Task instructions —
Please reproduce word for word the lines from the very first one through the line that contains "bar — [1265, 197, 1358, 600]", including both of those lines.
-- Start of Material to process --
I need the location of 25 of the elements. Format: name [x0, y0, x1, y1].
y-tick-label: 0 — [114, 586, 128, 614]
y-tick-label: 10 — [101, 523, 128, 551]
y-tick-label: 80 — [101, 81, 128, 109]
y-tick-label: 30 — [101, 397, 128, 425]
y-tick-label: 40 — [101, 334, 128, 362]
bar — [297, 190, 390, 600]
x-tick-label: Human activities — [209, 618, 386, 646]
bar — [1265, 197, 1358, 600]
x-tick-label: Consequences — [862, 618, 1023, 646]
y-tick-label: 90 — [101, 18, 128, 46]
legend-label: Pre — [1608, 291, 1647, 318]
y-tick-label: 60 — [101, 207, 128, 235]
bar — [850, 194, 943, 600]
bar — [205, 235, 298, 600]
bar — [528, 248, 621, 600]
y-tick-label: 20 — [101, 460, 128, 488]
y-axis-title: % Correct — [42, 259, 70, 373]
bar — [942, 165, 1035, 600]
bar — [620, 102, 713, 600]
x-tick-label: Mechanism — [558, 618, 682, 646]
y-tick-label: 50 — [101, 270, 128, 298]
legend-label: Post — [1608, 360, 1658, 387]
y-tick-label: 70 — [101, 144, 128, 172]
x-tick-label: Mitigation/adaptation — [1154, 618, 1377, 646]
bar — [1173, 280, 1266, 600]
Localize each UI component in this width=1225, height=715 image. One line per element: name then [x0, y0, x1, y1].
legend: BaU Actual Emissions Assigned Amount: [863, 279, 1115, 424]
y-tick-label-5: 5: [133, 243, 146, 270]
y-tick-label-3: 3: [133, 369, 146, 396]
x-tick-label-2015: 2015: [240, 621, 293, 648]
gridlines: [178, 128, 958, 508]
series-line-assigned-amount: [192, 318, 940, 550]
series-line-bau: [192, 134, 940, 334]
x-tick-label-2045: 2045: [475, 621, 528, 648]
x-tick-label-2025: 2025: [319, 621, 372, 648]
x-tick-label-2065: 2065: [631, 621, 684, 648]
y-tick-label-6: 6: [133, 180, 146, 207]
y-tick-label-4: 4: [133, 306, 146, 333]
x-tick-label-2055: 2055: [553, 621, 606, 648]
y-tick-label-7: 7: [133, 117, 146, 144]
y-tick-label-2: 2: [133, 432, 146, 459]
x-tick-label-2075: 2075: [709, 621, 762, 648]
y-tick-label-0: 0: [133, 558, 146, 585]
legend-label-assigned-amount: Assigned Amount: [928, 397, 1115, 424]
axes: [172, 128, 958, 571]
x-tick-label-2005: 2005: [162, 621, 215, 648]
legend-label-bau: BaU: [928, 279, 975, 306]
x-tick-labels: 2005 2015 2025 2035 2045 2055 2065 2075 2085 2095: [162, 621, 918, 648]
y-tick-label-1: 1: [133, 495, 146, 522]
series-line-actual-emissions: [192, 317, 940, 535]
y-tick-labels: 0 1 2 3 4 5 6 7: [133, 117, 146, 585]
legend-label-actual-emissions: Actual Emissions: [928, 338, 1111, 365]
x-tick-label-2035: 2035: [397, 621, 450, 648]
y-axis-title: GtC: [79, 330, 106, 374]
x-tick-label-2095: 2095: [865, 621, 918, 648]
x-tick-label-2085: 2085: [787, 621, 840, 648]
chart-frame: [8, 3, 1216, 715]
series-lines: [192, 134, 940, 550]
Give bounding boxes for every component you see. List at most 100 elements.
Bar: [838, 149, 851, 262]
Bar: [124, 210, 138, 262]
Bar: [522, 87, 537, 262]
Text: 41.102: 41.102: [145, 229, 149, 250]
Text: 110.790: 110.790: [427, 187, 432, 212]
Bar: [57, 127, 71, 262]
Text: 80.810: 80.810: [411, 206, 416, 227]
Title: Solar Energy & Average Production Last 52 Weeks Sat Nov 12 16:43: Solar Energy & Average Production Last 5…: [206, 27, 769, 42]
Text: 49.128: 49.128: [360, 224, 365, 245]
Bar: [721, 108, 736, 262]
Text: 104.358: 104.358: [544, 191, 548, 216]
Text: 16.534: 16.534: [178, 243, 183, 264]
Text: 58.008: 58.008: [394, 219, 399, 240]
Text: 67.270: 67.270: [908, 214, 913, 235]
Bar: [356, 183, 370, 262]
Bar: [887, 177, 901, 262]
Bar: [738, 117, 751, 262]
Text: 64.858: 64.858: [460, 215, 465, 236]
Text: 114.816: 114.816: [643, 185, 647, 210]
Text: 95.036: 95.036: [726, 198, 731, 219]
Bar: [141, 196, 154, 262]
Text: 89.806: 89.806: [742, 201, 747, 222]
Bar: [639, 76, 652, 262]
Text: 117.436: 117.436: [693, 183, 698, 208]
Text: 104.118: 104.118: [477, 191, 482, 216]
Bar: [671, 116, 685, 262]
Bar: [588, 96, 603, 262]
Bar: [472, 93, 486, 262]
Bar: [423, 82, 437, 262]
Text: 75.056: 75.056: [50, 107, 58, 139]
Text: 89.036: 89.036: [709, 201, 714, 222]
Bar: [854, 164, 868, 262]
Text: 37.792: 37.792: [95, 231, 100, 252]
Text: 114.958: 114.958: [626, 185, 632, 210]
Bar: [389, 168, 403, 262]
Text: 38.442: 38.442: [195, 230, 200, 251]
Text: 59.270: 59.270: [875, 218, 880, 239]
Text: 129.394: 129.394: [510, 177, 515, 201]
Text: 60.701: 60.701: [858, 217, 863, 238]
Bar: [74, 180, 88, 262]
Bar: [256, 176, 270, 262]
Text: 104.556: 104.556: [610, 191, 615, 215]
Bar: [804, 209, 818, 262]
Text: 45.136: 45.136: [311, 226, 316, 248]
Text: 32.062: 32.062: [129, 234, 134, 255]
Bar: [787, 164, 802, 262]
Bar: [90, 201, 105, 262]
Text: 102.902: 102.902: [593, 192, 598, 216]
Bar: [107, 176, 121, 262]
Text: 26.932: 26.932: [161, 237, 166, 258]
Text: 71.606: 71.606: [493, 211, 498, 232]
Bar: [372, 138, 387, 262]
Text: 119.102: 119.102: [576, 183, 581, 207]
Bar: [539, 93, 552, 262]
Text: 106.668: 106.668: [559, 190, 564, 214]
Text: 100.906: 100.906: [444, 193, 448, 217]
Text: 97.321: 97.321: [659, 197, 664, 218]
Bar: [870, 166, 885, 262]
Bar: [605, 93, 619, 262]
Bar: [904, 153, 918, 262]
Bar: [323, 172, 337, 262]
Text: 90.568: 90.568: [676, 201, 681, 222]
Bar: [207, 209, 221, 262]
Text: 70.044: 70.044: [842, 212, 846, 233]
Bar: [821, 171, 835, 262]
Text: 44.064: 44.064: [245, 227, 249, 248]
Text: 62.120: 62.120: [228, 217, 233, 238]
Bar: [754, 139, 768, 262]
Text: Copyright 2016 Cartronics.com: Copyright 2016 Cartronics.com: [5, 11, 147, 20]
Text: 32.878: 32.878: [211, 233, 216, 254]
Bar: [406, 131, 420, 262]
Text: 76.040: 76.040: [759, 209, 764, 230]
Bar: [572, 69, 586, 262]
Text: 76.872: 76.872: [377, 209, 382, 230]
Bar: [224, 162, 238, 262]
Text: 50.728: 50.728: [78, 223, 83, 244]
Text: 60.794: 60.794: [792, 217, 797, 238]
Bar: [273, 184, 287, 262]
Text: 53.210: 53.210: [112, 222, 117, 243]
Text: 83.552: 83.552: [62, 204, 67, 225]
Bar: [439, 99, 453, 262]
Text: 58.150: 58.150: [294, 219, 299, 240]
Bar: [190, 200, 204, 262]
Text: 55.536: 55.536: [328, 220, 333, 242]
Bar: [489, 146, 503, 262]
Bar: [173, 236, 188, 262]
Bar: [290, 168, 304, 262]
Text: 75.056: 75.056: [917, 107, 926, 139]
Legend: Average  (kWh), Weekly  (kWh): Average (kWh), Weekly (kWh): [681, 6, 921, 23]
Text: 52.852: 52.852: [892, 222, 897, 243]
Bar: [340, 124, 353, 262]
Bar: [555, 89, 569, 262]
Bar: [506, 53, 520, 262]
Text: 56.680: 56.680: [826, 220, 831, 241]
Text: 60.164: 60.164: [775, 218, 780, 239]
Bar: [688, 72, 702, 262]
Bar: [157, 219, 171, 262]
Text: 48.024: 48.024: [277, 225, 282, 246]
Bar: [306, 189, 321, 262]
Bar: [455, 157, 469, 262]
-- End of Material to process --
Answer below —
I need the location of 25 of the elements. Format: name [x0, y0, x1, y1].
y-tick-label: 0 — [114, 586, 128, 614]
y-tick-label: 10 — [101, 523, 128, 551]
y-tick-label: 80 — [101, 81, 128, 109]
y-tick-label: 30 — [101, 397, 128, 425]
y-tick-label: 40 — [101, 334, 128, 362]
bar — [297, 190, 390, 600]
x-tick-label: Human activities — [209, 618, 386, 646]
bar — [1265, 197, 1358, 600]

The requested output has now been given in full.